SUPPLIED INFORMATION >>
>>>

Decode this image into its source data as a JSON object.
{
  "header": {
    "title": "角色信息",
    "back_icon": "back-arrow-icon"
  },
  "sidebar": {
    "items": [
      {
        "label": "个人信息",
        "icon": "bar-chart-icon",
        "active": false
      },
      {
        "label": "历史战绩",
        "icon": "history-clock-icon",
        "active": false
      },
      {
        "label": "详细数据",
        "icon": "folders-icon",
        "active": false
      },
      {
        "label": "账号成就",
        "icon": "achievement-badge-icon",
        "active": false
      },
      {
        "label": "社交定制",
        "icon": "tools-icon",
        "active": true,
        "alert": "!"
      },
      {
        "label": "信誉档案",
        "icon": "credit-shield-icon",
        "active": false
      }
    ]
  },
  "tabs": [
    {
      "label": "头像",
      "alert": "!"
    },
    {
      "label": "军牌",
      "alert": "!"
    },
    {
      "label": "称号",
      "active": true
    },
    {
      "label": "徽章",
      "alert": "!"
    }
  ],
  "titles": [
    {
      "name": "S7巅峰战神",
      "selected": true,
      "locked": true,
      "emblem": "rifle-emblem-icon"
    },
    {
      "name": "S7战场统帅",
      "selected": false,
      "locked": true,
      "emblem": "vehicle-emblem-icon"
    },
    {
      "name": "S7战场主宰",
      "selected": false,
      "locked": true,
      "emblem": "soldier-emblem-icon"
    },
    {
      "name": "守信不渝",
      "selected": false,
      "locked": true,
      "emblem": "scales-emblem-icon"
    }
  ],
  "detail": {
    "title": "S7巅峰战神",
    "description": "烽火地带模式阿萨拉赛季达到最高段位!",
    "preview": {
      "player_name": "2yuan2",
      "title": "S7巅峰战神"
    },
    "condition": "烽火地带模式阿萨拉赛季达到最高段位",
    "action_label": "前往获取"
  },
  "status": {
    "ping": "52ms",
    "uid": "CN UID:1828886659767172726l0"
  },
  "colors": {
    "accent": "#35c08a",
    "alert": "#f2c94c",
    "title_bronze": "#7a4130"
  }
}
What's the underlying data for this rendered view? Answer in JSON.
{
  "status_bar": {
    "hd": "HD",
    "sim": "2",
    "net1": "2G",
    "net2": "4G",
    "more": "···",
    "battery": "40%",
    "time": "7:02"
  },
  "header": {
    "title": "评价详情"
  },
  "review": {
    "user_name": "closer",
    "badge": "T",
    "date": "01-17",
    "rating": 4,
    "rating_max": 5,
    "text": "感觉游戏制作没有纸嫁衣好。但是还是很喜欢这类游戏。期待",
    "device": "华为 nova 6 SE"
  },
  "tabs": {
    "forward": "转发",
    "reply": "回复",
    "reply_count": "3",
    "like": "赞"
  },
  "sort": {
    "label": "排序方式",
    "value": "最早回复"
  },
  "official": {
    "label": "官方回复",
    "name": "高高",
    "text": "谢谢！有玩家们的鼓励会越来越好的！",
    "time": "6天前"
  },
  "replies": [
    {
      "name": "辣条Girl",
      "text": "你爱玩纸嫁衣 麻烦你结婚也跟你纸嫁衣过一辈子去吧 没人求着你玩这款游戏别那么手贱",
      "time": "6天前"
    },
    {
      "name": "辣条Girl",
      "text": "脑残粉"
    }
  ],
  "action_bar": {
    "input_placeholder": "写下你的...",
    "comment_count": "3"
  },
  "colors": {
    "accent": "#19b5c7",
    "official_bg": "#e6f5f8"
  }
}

<<<

EXERCISE INSTRUCTIONS >> In the entries above, find each line with the string "text" and copy it.

SOLUTION >>
    "text": "感觉游戏制作没有纸嫁衣好。但是还是很喜欢这类游戏。期待",
    "text": "谢谢！有玩家们的鼓励会越来越好的！",
      "text": "你爱玩纸嫁衣 麻烦你结婚也跟你纸嫁衣过一辈子去吧 没人求着你玩这款游戏别那么手贱",
      "text": "脑残粉"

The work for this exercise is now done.